(Stored records)
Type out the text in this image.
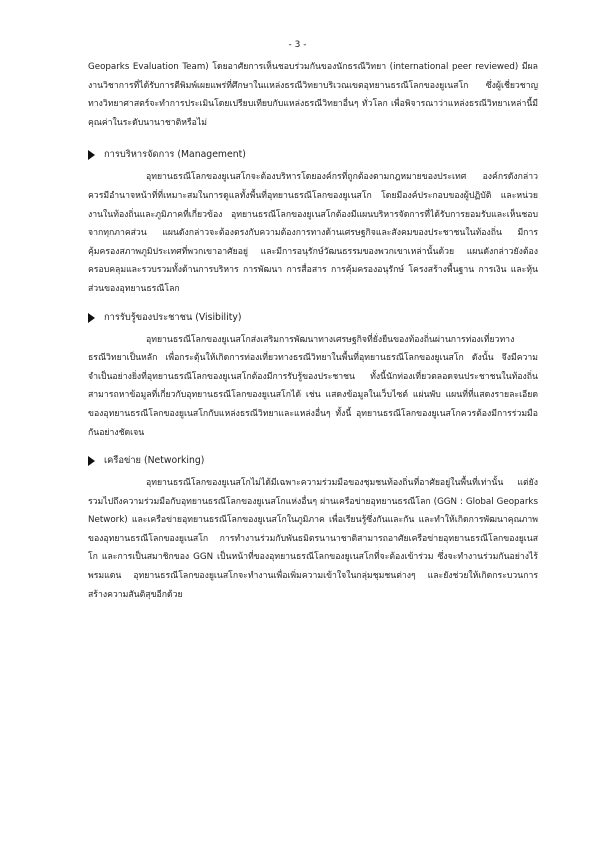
- 3 -

Geoparks Evaluation Team) โดยอาศัยการเห็นชอบร่วมกันของนักธรณีวิทยา (international peer reviewed) มีผลงานวิชาการที่ได้รับการตีพิมพ์เผยแพร่ที่ศึกษาในแหล่งธรณีวิทยาบริเวณเขตอุทยานธรณีโลกของยูเนสโก ซึ่งผู้เชี่ยวชาญทางวิทยาศาสตร์จะทำการประเมินโดยเปรียบเทียบกับแหล่งธรณีวิทยาอื่นๆ ทั่วโลก เพื่อพิจารณาว่าแหล่งธรณีวิทยาเหล่านี้มีคุณค่าในระดับนานาชาติหรือไม่

การบริหารจัดการ (Management)

อุทยานธรณีโลกของยูเนสโกจะต้องบริหารโดยองค์กรที่ถูกต้องตามกฎหมายของประเทศ องค์กรดังกล่าวควรมีอำนาจหน้าที่ที่เหมาะสมในการดูแลทั้งพื้นที่อุทยานธรณีโลกของยูเนสโก โดยมีองค์ประกอบของผู้ปฏิบัติ และหน่วยงานในท้องถิ่นและภูมิภาคที่เกี่ยวข้อง อุทยานธรณีโลกของยูเนสโกต้องมีแผนบริหารจัดการที่ได้รับการยอมรับและเห็นชอบจากทุกภาคส่วน แผนดังกล่าวจะต้องตรงกับความต้องการทางด้านเศรษฐกิจและสังคมของประชาชนในท้องถิ่น มีการคุ้มครองสภาพภูมิประเทศที่พวกเขาอาศัยอยู่ และมีการอนุรักษ์วัฒนธรรมของพวกเขาเหล่านั้นด้วย แผนดังกล่าวยังต้องครอบคลุมและรวบรวมทั้งด้านการบริหาร การพัฒนา การสื่อสาร การคุ้มครองอนุรักษ์ โครงสร้างพื้นฐาน การเงิน และหุ้นส่วนของอุทยานธรณีโลก

การรับรู้ของประชาชน (Visibility)

อุทยานธรณีโลกของยูเนสโกส่งเสริมการพัฒนาทางเศรษฐกิจที่ยั่งยืนของท้องถิ่นผ่านการท่องเที่ยวทางธรณีวิทยาเป็นหลัก เพื่อกระตุ้นให้เกิดการท่องเที่ยวทางธรณีวิทยาในพื้นที่อุทยานธรณีโลกของยูเนสโก ดังนั้น จึงมีความจำเป็นอย่างยิ่งที่อุทยานธรณีโลกของยูเนสโกต้องมีการรับรู้ของประชาชน ทั้งนี้นักท่องเที่ยวตลอดจนประชาชนในท้องถิ่นสามารถหาข้อมูลที่เกี่ยวกับอุทยานธรณีโลกของยูเนสโกได้ เช่น แสดงข้อมูลในเว็บไซต์ แผ่นพับ แผนที่ที่แสดงรายละเอียดของอุทยานธรณีโลกของยูเนสโกกับแหล่งธรณีวิทยาและแหล่งอื่นๆ ทั้งนี้ อุทยานธรณีโลกของยูเนสโกควรต้องมีการร่วมมือกันอย่างชัดเจน

เครือข่าย (Networking)

อุทยานธรณีโลกของยูเนสโกไม่ได้มีเฉพาะความร่วมมือของชุมชนท้องถิ่นที่อาศัยอยู่ในพื้นที่เท่านั้น แต่ยังรวมไปถึงความร่วมมือกับอุทยานธรณีโลกของยูเนสโกแห่งอื่นๆ ผ่านเครือข่ายอุทยานธรณีโลก (GGN : Global Geoparks Network) และเครือข่ายอุทยานธรณีโลกของยูเนสโกในภูมิภาค เพื่อเรียนรู้ซึ่งกันและกัน และทำให้เกิดการพัฒนาคุณภาพของอุทยานธรณีโลกของยูเนสโก การทำงานร่วมกับพันธมิตรนานาชาติสามารถอาศัยเครือข่ายอุทยานธรณีโลกของยูเนสโก และการเป็นสมาชิกของ GGN เป็นหน้าที่ของอุทยานธรณีโลกของยูเนสโกที่จะต้องเข้าร่วม ซึ่งจะทำงานร่วมกันอย่างไร้พรมแดน อุทยานธรณีโลกของยูเนสโกจะทำงานเพื่อเพิ่มความเข้าใจในกลุ่มชุมชนต่างๆ และยังช่วยให้เกิดกระบวนการสร้างความสันติสุขอีกด้วย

→ Problem to work on
Reproduce all of the material exactly, apart from the pictures.

→ Answer to the problem
Type out the text in this image.
- 3 -

Geoparks Evaluation Team) โดยอาศัยการเห็นชอบร่วมกันของนักธรณีวิทยา (international peer reviewed) มีผลงานวิชาการที่ได้รับการตีพิมพ์เผยแพร่ที่ศึกษาในแหล่งธรณีวิทยาบริเวณเขตอุทยานธรณีโลกของยูเนสโก ซึ่งผู้เชี่ยวชาญทางวิทยาศาสตร์จะทำการประเมินโดยเปรียบเทียบกับแหล่งธรณีวิทยาอื่นๆ ทั่วโลก เพื่อพิจารณาว่าแหล่งธรณีวิทยาเหล่านี้มีคุณค่าในระดับนานาชาติหรือไม่

การบริหารจัดการ (Management)

อุทยานธรณีโลกของยูเนสโกจะต้องบริหารโดยองค์กรที่ถูกต้องตามกฎหมายของประเทศ องค์กรดังกล่าวควรมีอำนาจหน้าที่ที่เหมาะสมในการดูแลทั้งพื้นที่อุทยานธรณีโลกของยูเนสโก โดยมีองค์ประกอบของผู้ปฏิบัติ และหน่วยงานในท้องถิ่นและภูมิภาคที่เกี่ยวข้อง อุทยานธรณีโลกของยูเนสโกต้องมีแผนบริหารจัดการที่ได้รับการยอมรับและเห็นชอบจากทุกภาคส่วน แผนดังกล่าวจะต้องตรงกับความต้องการทางด้านเศรษฐกิจและสังคมของประชาชนในท้องถิ่น มีการคุ้มครองสภาพภูมิประเทศที่พวกเขาอาศัยอยู่ และมีการอนุรักษ์วัฒนธรรมของพวกเขาเหล่านั้นด้วย แผนดังกล่าวยังต้องครอบคลุมและรวบรวมทั้งด้านการบริหาร การพัฒนา การสื่อสาร การคุ้มครองอนุรักษ์ โครงสร้างพื้นฐาน การเงิน และหุ้นส่วนของอุทยานธรณีโลก

การรับรู้ของประชาชน (Visibility)

อุทยานธรณีโลกของยูเนสโกส่งเสริมการพัฒนาทางเศรษฐกิจที่ยั่งยืนของท้องถิ่นผ่านการท่องเที่ยวทางธรณีวิทยาเป็นหลัก เพื่อกระตุ้นให้เกิดการท่องเที่ยวทางธรณีวิทยาในพื้นที่อุทยานธรณีโลกของยูเนสโก ดังนั้น จึงมีความจำเป็นอย่างยิ่งที่อุทยานธรณีโลกของยูเนสโกต้องมีการรับรู้ของประชาชน ทั้งนี้นักท่องเที่ยวตลอดจนประชาชนในท้องถิ่นสามารถหาข้อมูลที่เกี่ยวกับอุทยานธรณีโลกของยูเนสโกได้ เช่น แสดงข้อมูลในเว็บไซต์ แผ่นพับ แผนที่ที่แสดงรายละเอียดของอุทยานธรณีโลกของยูเนสโกกับแหล่งธรณีวิทยาและแหล่งอื่นๆ ทั้งนี้ อุทยานธรณีโลกของยูเนสโกควรต้องมีการร่วมมือกันอย่างชัดเจน

เครือข่าย (Networking)

อุทยานธรณีโลกของยูเนสโกไม่ได้มีเฉพาะความร่วมมือของชุมชนท้องถิ่นที่อาศัยอยู่ในพื้นที่เท่านั้น แต่ยังรวมไปถึงความร่วมมือกับอุทยานธรณีโลกของยูเนสโกแห่งอื่นๆ ผ่านเครือข่ายอุทยานธรณีโลก (GGN : Global Geoparks Network) และเครือข่ายอุทยานธรณีโลกของยูเนสโกในภูมิภาค เพื่อเรียนรู้ซึ่งกันและกัน และทำให้เกิดการพัฒนาคุณภาพของอุทยานธรณีโลกของยูเนสโก การทำงานร่วมกับพันธมิตรนานาชาติสามารถอาศัยเครือข่ายอุทยานธรณีโลกของยูเนสโก และการเป็นสมาชิกของ GGN เป็นหน้าที่ของอุทยานธรณีโลกของยูเนสโกที่จะต้องเข้าร่วม ซึ่งจะทำงานร่วมกันอย่างไร้พรมแดน อุทยานธรณีโลกของยูเนสโกจะทำงานเพื่อเพิ่มความเข้าใจในกลุ่มชุมชนต่างๆ และยังช่วยให้เกิดกระบวนการสร้างความสันติสุขอีกด้วย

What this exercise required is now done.